━━━ TASK DATA ━━━

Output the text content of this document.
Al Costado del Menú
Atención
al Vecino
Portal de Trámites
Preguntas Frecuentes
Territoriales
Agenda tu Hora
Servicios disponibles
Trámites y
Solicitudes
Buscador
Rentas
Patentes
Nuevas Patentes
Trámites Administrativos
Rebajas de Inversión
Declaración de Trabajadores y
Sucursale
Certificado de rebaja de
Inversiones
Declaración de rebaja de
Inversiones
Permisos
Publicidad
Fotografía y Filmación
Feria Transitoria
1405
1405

━━━

> **INSTRUCTIONS TO FOLLOW**: Repeat the listing above without any change.

> **RESULT OF THIS EXERCISE**:
Output the text content of this document.
Al Costado del Menú
Atención
al Vecino
Portal de Trámites
Preguntas Frecuentes
Territoriales
Agenda tu Hora
Servicios disponibles
Trámites y
Solicitudes
Buscador
Rentas
Patentes
Nuevas Patentes
Trámites Administrativos
Rebajas de Inversión
Declaración de Trabajadores y
Sucursale
Certificado de rebaja de
Inversiones
Declaración de rebaja de
Inversiones
Permisos
Publicidad
Fotografía y Filmación
Feria Transitoria
1405
1405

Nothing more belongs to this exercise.